### SHORT EXERCISE
Scan the listing below and copy every line holding "stripe".

★ ★ ★ ★

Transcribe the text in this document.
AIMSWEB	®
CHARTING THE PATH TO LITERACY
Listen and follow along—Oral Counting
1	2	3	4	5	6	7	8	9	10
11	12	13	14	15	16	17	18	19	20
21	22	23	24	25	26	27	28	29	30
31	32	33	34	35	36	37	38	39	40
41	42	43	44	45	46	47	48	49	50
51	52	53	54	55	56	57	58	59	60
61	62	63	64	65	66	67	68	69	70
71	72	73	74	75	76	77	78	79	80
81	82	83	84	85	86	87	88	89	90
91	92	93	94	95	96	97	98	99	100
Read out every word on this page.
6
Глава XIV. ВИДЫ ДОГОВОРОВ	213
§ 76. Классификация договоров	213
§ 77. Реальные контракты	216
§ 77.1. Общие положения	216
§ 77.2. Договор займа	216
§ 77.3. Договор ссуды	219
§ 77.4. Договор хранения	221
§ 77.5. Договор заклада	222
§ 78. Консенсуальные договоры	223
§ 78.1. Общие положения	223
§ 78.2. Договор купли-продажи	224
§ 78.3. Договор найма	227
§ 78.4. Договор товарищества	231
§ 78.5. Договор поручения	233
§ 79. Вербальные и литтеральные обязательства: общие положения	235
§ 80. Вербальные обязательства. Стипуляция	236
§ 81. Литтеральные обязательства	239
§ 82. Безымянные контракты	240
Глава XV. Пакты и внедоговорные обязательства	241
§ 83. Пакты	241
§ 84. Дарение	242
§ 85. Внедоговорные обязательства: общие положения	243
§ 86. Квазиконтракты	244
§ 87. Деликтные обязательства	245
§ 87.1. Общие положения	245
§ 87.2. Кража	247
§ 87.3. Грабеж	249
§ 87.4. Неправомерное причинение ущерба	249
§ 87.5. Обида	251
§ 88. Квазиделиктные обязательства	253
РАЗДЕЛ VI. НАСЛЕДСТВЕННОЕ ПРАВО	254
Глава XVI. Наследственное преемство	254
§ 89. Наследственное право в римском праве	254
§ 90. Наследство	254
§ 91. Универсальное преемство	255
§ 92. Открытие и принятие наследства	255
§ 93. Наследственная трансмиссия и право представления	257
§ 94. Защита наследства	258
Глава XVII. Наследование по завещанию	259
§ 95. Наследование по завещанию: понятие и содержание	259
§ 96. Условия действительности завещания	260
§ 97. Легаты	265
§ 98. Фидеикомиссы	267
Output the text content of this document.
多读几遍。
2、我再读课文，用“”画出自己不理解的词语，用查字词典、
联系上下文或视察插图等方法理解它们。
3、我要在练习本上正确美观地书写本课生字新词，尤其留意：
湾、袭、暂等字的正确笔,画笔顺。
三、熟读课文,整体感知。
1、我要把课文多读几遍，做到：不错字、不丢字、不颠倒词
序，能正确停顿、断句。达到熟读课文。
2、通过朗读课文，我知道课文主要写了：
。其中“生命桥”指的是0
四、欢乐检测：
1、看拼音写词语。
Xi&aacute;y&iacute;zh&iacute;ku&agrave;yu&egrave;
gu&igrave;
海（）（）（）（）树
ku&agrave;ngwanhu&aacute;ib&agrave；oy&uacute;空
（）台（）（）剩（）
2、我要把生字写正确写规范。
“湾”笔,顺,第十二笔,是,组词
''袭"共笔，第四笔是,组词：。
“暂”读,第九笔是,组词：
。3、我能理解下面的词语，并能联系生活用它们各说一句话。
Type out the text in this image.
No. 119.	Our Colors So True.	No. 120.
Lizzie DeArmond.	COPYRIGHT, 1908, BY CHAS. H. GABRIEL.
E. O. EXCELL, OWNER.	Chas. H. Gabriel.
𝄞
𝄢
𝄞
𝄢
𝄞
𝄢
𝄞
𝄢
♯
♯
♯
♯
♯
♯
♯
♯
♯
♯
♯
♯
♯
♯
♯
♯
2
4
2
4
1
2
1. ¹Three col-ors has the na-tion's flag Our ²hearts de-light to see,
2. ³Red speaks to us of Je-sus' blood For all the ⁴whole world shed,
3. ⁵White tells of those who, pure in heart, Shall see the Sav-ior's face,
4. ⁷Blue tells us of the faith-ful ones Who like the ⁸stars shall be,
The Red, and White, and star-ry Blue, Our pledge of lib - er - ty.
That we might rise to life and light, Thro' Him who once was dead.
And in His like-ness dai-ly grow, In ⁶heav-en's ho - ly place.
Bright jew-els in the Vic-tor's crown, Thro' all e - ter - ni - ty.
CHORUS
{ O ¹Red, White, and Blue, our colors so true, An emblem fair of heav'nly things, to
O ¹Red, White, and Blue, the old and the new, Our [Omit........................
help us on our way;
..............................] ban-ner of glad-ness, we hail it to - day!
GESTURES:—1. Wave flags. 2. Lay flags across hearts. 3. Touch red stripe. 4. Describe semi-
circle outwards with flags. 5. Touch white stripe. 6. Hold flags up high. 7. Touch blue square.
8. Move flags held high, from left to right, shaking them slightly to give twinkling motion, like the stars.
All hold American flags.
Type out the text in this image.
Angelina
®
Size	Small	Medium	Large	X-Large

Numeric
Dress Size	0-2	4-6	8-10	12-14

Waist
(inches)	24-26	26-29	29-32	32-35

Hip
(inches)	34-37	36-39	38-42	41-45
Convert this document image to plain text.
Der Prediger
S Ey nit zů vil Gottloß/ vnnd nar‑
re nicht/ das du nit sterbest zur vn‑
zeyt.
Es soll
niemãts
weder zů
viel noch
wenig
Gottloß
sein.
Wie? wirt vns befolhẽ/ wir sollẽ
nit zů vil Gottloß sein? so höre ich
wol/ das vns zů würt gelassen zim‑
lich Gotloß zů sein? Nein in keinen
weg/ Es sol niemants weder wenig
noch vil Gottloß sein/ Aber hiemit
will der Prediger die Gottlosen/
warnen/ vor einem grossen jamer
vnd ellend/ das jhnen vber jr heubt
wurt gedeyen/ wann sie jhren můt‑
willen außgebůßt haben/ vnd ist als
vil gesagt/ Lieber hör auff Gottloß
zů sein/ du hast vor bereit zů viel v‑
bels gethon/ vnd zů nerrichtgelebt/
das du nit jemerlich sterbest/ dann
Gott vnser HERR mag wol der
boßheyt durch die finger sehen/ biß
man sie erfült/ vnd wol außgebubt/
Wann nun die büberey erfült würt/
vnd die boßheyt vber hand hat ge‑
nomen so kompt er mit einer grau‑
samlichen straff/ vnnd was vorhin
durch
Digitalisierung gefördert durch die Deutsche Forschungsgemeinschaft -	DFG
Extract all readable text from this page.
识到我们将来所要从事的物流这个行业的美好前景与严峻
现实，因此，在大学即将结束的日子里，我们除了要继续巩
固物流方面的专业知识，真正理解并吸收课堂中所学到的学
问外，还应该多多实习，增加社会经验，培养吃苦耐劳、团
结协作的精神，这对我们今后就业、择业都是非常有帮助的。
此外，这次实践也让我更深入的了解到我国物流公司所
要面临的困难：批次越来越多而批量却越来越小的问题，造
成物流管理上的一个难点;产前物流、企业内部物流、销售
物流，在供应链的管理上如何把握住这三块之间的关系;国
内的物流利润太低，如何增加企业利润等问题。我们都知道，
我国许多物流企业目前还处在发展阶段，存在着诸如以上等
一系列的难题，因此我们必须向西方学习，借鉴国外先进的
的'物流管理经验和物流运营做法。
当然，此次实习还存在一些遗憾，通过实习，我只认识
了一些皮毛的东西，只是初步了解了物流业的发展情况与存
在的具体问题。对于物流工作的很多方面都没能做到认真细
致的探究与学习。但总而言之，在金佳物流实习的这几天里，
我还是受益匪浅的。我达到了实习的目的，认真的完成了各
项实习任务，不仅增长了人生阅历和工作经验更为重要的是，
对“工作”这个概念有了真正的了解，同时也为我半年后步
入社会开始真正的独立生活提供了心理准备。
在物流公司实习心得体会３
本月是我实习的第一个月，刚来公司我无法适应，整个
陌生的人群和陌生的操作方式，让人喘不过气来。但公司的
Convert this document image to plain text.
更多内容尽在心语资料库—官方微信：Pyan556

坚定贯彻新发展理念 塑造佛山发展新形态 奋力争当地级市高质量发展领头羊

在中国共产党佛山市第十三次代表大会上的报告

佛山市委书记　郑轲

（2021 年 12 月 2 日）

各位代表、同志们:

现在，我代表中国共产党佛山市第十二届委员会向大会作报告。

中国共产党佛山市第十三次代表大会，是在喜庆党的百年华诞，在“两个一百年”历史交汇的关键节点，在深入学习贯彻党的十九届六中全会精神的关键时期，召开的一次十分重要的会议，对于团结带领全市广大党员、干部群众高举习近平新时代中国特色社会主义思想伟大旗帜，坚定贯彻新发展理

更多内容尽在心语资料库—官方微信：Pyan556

★ ★ ★ ★

### ANSWER TO THIS EXERCISE
GESTURES:—1. Wave flags. 2. Lay flags across hearts. 3. Touch red stripe. 4. Describe semi-
circle outwards with flags. 5. Touch white stripe. 6. Hold flags up high. 7. Touch blue square.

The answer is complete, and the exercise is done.